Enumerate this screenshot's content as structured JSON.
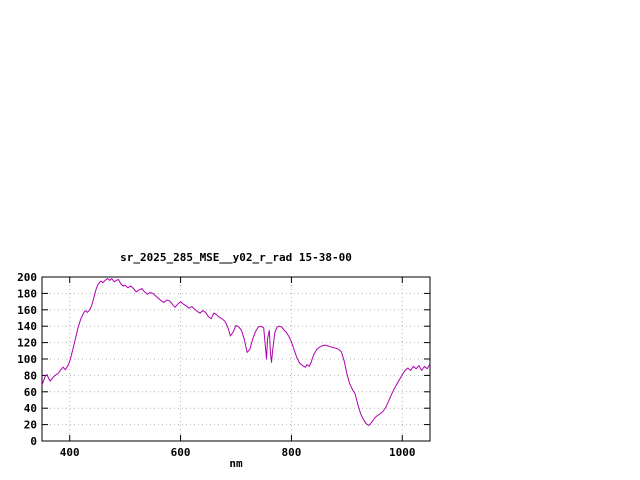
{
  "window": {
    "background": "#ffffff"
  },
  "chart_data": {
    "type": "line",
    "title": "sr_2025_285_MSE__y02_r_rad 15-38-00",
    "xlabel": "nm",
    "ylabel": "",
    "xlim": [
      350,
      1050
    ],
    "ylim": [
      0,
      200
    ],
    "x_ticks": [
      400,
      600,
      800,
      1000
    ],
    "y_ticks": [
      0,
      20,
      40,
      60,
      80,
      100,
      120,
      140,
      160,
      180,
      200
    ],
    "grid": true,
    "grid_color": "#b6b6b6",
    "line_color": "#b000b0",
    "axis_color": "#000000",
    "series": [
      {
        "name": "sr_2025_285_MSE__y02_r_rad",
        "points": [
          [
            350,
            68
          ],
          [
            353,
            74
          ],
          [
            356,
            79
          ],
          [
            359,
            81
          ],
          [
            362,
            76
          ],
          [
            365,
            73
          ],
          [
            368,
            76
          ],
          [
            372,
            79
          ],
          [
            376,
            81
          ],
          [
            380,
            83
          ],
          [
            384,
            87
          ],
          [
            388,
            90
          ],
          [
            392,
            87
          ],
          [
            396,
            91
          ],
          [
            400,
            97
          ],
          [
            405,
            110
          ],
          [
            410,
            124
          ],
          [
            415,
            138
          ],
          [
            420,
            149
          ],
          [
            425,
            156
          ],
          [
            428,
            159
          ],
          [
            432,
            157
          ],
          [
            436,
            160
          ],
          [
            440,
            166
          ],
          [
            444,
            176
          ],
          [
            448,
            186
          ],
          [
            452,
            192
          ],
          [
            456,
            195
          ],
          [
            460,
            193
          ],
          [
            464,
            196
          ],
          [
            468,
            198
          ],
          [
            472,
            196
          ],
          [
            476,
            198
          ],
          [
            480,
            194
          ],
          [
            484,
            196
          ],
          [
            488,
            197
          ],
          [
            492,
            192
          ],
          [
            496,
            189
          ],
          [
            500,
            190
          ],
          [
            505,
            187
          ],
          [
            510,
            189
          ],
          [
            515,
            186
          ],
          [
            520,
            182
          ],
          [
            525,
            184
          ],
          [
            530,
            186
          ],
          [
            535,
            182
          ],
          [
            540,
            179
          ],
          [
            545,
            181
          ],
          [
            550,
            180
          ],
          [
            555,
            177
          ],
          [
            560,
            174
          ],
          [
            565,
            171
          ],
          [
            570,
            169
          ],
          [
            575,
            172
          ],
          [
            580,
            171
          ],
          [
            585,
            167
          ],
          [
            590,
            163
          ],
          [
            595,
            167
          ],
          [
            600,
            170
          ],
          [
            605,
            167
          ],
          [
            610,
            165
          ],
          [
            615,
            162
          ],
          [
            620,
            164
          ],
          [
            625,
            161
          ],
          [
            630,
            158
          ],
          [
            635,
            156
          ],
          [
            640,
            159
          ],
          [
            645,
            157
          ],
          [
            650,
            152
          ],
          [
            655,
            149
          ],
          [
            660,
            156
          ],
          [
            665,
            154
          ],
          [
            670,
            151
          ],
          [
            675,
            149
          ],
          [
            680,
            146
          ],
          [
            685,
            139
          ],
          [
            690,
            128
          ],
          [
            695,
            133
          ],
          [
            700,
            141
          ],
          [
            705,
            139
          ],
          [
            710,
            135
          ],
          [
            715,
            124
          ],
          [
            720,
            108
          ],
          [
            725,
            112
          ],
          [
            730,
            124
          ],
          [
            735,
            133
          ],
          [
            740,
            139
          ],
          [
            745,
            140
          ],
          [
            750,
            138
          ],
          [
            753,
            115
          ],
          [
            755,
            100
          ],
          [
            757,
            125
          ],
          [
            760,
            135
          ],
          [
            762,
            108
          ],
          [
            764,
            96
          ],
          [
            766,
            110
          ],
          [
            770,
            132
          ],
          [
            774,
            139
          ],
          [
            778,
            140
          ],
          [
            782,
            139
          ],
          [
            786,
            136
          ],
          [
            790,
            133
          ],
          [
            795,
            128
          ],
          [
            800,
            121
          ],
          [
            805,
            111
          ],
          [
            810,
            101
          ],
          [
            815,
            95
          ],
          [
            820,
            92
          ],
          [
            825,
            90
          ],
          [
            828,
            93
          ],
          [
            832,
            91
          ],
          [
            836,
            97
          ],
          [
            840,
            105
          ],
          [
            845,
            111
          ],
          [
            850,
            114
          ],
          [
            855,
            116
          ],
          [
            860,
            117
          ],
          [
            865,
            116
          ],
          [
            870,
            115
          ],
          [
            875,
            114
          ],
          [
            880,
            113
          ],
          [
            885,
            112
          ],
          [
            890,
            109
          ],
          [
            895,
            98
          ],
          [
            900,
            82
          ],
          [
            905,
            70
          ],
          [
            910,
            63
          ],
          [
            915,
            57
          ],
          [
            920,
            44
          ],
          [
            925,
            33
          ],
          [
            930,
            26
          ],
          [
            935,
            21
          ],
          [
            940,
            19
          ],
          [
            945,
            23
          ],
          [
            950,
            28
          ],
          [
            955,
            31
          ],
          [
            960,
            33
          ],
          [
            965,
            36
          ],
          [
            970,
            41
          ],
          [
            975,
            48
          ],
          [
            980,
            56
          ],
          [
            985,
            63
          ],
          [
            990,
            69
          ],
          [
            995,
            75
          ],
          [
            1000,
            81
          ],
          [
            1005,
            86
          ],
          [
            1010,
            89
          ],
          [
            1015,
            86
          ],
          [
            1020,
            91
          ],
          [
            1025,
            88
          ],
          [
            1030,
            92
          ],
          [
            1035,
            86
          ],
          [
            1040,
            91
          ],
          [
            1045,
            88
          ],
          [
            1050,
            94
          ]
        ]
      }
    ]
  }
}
********
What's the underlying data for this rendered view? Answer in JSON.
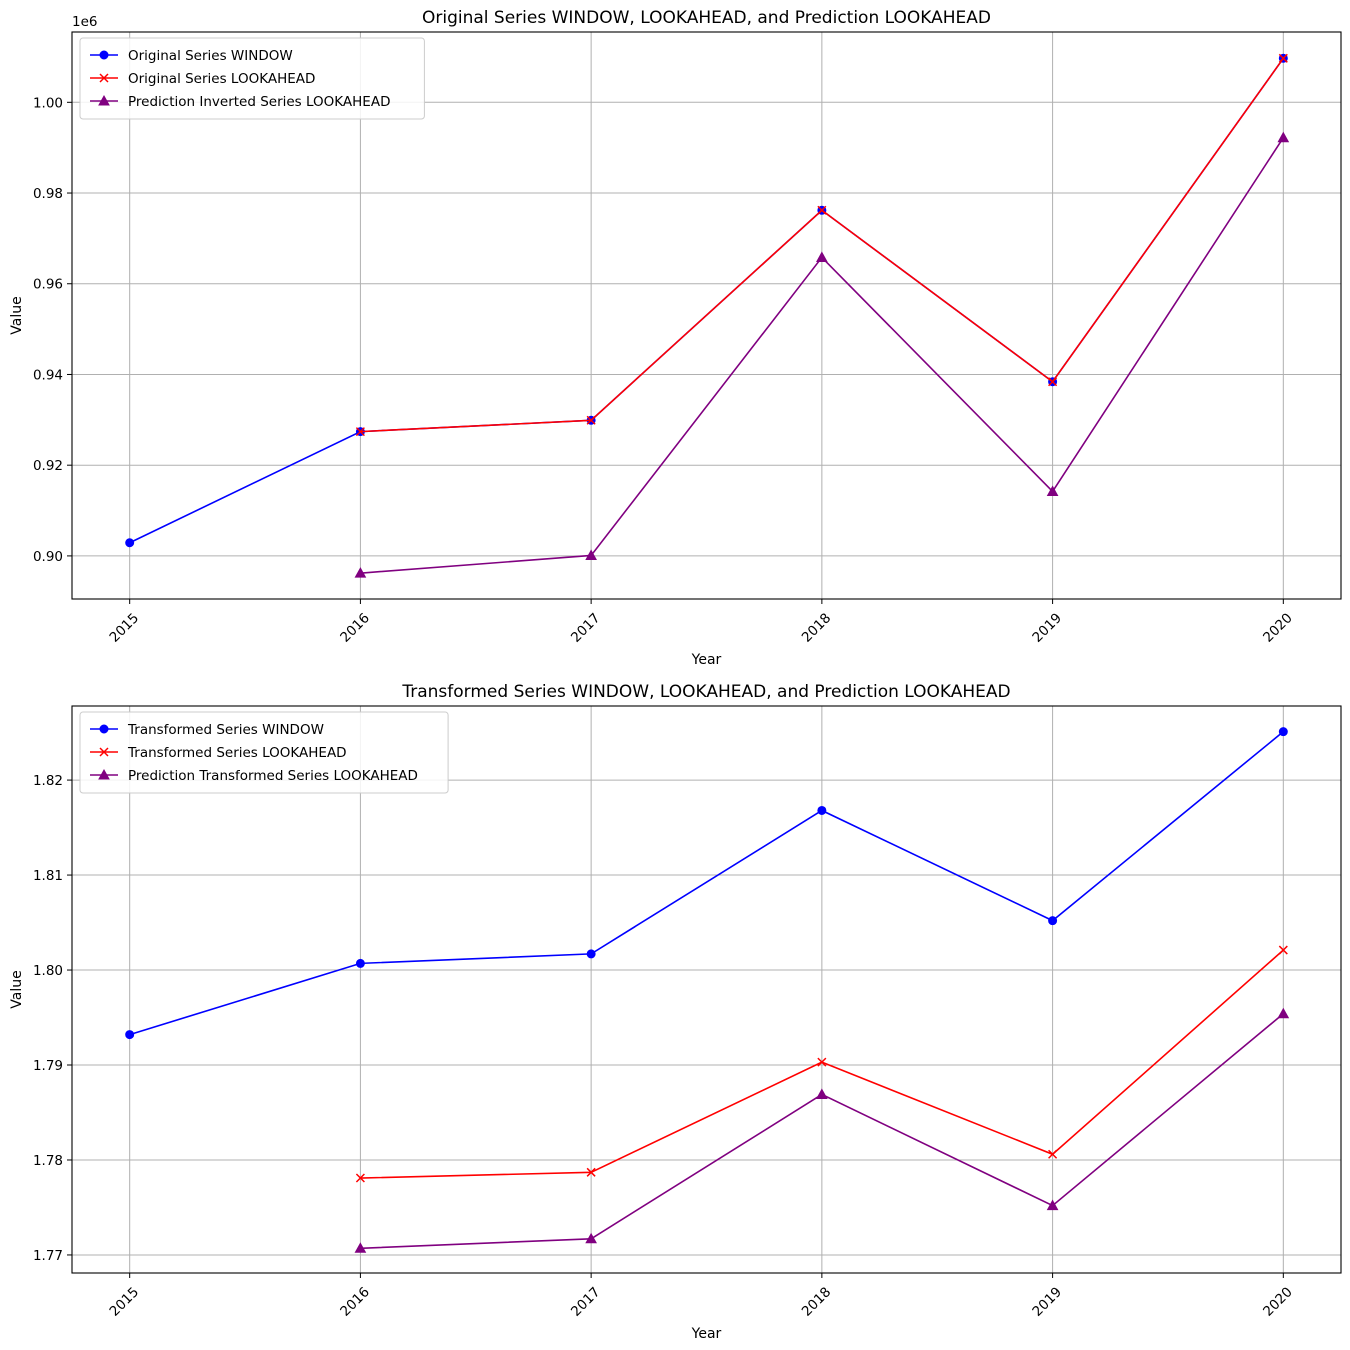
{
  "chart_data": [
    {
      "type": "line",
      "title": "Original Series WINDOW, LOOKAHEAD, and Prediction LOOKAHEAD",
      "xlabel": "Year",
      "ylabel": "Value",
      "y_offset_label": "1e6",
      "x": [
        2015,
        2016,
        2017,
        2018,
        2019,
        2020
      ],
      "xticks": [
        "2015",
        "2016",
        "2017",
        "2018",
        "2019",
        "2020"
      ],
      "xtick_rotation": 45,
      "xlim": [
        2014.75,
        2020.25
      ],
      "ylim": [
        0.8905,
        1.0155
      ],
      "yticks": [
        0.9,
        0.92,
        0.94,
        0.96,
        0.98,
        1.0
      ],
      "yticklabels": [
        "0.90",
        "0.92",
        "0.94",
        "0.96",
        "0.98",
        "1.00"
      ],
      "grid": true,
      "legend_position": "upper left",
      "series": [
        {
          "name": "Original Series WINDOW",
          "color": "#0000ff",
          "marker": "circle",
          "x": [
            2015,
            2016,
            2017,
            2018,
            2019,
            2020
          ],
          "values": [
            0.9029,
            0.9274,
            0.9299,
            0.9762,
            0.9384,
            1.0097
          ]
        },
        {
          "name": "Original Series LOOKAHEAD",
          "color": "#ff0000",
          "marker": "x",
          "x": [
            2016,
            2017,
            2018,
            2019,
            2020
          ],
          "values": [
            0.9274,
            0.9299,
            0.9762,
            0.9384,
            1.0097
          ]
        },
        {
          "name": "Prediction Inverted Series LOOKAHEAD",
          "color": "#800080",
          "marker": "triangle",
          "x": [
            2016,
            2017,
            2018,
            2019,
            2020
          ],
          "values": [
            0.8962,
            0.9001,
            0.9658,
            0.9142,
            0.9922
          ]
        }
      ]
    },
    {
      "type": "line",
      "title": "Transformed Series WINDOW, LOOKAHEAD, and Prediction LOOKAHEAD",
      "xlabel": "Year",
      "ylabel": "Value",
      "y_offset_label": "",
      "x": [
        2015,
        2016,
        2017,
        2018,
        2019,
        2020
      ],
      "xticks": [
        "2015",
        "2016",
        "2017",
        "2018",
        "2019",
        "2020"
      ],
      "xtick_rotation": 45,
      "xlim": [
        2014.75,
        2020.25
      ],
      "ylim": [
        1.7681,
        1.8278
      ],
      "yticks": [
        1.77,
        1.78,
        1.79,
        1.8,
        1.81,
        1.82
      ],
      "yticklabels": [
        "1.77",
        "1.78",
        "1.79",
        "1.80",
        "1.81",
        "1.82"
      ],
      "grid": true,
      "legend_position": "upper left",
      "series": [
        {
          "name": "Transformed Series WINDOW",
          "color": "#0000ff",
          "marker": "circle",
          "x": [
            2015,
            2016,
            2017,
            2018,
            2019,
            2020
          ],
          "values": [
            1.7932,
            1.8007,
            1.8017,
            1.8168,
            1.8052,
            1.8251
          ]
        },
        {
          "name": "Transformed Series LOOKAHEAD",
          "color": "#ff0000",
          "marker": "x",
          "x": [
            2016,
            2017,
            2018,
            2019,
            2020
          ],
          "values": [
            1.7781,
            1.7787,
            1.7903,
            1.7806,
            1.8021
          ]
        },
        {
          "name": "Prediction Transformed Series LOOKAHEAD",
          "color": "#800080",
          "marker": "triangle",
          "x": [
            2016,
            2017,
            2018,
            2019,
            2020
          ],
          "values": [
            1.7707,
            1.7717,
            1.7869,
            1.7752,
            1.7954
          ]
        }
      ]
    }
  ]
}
********
Gather each line that holds "JSON".

# [Answer for this exercise]
Enumerate this screenshot's content as structured JSON.
What's the underlying data for this rendered view? Answer in JSON.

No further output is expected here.